* **Task details**: In the records below, work out how many lines hold the word "libs". Report the number alone.

* **Entries provided**:
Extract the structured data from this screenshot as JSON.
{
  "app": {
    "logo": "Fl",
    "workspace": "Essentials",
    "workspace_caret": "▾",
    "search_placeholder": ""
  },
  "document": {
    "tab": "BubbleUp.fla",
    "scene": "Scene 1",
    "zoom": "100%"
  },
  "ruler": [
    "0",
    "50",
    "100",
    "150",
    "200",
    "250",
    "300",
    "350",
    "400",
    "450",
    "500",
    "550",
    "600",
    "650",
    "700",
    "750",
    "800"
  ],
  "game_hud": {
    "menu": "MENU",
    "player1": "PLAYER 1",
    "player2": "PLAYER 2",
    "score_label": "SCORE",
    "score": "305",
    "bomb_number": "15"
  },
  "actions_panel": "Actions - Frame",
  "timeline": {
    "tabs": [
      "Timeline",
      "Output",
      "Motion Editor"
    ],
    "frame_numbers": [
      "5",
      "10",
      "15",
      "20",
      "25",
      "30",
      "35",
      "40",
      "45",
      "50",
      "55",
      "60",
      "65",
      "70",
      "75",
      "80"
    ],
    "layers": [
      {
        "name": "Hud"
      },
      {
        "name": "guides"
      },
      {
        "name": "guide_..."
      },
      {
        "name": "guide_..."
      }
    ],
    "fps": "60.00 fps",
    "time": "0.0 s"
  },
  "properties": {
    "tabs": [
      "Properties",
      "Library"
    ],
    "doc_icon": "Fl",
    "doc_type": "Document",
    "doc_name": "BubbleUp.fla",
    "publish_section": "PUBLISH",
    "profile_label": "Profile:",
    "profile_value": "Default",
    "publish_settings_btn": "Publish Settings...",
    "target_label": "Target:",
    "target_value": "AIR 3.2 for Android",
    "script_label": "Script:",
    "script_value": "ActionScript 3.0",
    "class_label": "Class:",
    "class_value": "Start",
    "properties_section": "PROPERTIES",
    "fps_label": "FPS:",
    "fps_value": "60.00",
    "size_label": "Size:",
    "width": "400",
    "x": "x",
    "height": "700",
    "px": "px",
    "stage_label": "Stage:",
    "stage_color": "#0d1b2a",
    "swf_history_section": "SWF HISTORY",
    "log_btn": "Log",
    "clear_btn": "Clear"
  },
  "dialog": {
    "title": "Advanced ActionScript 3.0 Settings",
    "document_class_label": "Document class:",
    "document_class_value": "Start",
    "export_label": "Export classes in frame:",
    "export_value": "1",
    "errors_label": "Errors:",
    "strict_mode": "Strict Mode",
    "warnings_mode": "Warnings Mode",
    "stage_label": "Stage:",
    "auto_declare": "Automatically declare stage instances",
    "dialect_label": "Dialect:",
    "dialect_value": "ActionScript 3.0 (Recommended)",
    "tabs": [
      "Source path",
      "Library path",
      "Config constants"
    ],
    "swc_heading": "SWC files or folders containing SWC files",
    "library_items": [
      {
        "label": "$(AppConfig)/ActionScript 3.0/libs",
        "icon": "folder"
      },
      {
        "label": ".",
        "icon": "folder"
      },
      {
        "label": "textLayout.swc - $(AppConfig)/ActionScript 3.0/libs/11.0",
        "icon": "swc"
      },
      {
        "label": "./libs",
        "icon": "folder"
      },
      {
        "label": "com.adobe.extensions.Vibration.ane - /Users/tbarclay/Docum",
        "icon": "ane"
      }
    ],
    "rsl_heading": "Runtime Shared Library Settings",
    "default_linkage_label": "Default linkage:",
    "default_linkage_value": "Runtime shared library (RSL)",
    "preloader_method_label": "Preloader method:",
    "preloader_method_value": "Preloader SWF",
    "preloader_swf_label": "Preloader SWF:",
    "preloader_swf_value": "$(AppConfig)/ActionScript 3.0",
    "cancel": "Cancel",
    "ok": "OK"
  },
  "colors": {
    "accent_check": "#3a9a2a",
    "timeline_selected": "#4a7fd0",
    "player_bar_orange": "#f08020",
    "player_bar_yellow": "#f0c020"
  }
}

* **Task solution**: 3